[Reading passage]
Remains were re buried and so far no Trace of Flying Officer IS Ross RAAF 18839 has been located, or that of the 5 Other airman with him.
Flying Officer Ross was only RAAF Member involved in this Loss.

Missing Status now Changed to Killed as of this date (1946), Parents and Sister as his Next of Kin are to be notified as such by Telegram from RAAF Office Melbourne"


----------



## Maximowitz (Jan 28, 2010)

I assume you've been in touch with Andreas Brekken? If not I would say he should be your first stop concerning JG 5.


----------



## diversdream (Jan 28, 2010)

Another Example of a ditched Aircraft still well afloat several hours after Ditching Successfully.
Digram shwing how a Tallboy Bomb as Carried on 12 January 1945 would have been used on a Lancaster.


----------



## diversdream (Jan 28, 2010)

(very intrested in getting better quality picks then these can anyone help??)


----------



## diversdream (Jan 28, 2010)

Good Example of a Ditched Lanc - Ian's Lancaster was still in one piece and the wings were intact.


----------



## diversdream (Jan 28, 2010)

Ian at the back of the Petwood Hotel, 617 RAF Squadron Officers Mess, RAF Woodhall Spa late 1944, sent to Family in 1945 after his Death.


----------



## diversdream (Jan 28, 2010)

[Material]
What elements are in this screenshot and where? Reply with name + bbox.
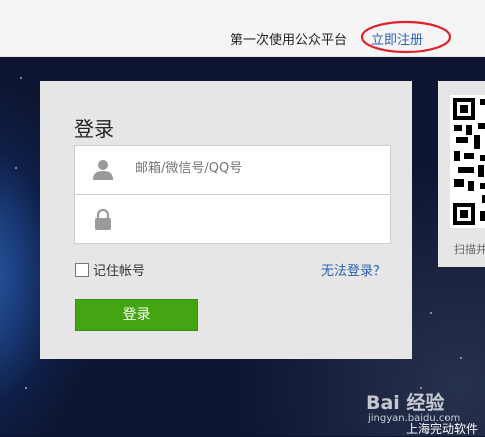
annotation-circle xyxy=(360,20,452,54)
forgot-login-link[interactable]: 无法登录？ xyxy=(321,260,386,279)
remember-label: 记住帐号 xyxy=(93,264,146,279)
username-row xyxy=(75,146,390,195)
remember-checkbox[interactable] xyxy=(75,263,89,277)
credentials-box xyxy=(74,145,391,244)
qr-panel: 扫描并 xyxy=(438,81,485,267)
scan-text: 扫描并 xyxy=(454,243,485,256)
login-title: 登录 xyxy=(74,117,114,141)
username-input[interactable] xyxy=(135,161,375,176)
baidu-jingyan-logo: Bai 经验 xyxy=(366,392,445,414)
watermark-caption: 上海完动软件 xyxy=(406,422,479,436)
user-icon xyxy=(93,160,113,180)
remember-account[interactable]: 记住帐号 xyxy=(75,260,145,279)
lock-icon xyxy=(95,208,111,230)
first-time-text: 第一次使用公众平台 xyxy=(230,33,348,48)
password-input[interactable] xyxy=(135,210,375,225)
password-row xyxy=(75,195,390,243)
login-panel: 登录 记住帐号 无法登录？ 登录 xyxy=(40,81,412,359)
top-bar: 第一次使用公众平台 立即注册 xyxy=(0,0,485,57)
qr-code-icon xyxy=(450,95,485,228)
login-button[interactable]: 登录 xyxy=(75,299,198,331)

* * *

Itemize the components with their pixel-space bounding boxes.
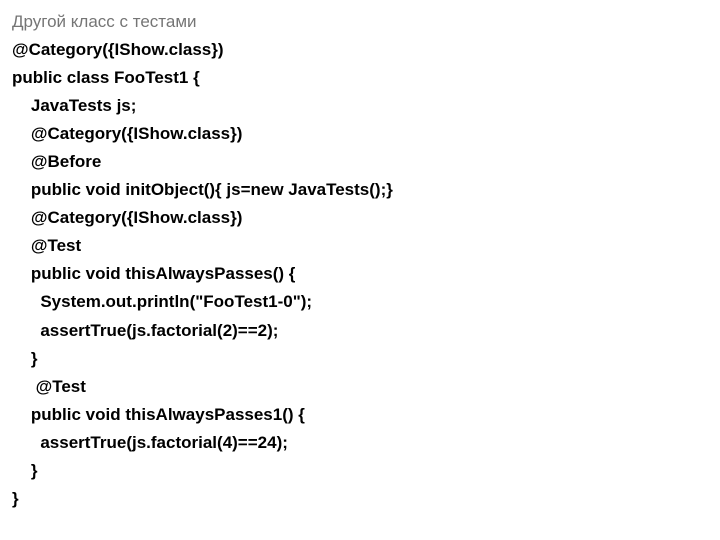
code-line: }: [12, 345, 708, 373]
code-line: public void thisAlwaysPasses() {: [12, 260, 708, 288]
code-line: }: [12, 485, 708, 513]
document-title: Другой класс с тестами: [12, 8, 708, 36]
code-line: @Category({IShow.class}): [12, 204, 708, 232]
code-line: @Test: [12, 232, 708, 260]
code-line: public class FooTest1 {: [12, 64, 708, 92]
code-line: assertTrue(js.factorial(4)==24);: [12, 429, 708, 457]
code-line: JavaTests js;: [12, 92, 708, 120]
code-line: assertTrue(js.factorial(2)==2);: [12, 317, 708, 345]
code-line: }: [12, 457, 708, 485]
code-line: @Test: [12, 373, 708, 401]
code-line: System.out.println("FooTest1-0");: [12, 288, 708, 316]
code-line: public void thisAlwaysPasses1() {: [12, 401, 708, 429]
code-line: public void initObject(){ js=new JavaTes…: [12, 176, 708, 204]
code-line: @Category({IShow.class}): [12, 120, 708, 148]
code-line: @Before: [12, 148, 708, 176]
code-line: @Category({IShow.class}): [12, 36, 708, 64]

...

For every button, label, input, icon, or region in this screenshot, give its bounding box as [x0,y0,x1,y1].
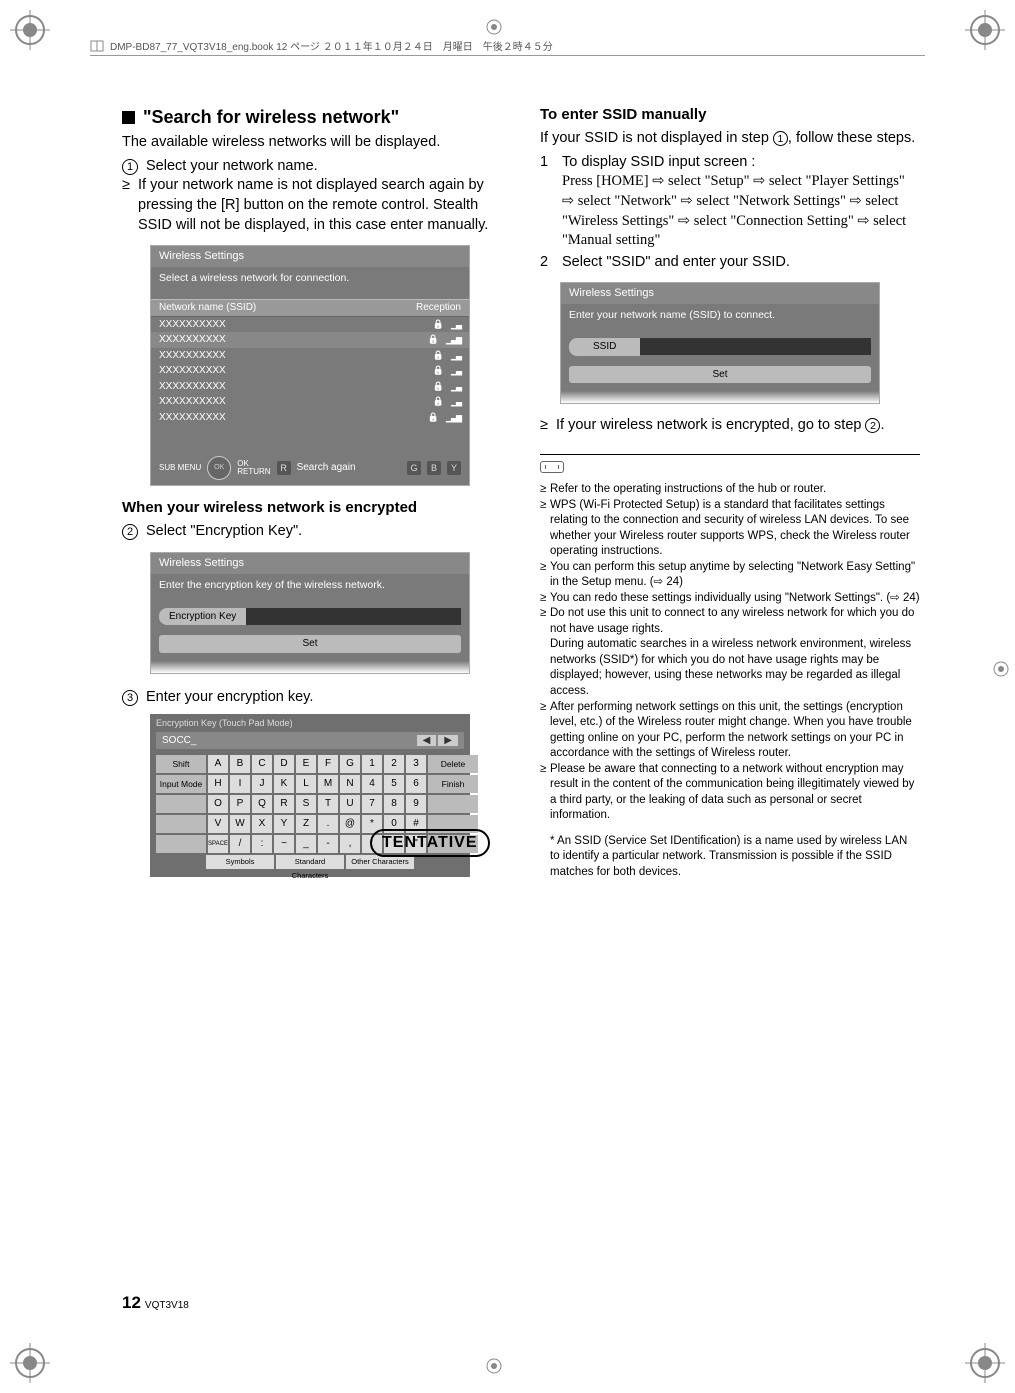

[Directive 1] Summarize the forum thread about Flying Officer Ross in two sentences.
[Directive 2] Rewrite the forum thread from "I assume you've" up to and including "after Ditching Successfully.", putting "first contact" in place of "first stop".
[Directive 3] Supply the next part of the forum thread about Flying Officer Ross, starting from the point where it stops.

[Final result 1] The thread reports that no trace has been found of Flying Officer I. S. Ross, the only RAAF member involved in the loss, or of the five other airmen with him. In 1946 his status was changed from missing to killed, with his parents and sister to be notified by telegram, and later posts recommend contacting Andreas Brekken about JG 5 and describe ditched aircraft, including Ian's Lancaster, which was still in one piece with its wings intact.

[Final result 2]
I assume you've been in touch with Andreas Brekken? If not I would say he should be your first contact concerning JG 5.


----------



## diversdream (Jan 28, 2010)

Another Example of a ditched Aircraft still well afloat several hours after Ditching Successfully.

[Final result 3]
This is the ship Ian Traveled on to Canada leaving Sydney and traveling non stop to Canada where he was trained at the RCAF Airfield at Fort Mcloud at 7 SFTS where he trained on Oxford Aircraft and was presented with his Wings in a hangar at the Airfield by Air Vice Marshall Stanley Goble RAAF before sailing to Engalnd to join RAF Bomber Command.

(Does Anyone have any details on this ship or Airfield ??)


----------



## DerAdlerIstGelandet (Jan 28, 2010)

diversdream we have asked you start posting these threads in the correct sections. You are posting them in the wrong sections over and over, even after several moderators have politely asked you in PMs to stop doing so. You continue to ignore us.

I will move this thread to the proper one, one last time. After that the threads will be removed until you can properly post them.


----------



## diversdream (Jan 28, 2010)

Put before an Honour Court and found guilty sentenced to Death - sentence to be carried out after the end of the War. 
Killed in Action just before end of the War in 1945 - last words reputed to have been 

"See you in Valhalla".

"The failure of this operation led to the commander being recalled to Berlin to face a Court Martial.
He was Maj Ehrler and he was sentenced to 3 years hard labour and 10 officers in charge of Tirpitz FLAK defences were also recalled and later jailed.
Ehrler had his sentence later increased under Goering's personal order to a 'open death sentence to be carried out after the war at the soonest opportunity'.

For now he was to fly ME262s until this could be carried out.

He was killed in 1945 when his jet was shot down by a USA Mustang.

He was due to be awarded the Crossed Swords to the Knights Cross but this decoration was never given to him.

At the age of 28 he was considered a failure by the Luftwaffe.

(AW Cooper "From the Dams to the Tirpitz" PP140-150)


----------



## diversdream (Jan 28, 2010)

Thats it - have had it.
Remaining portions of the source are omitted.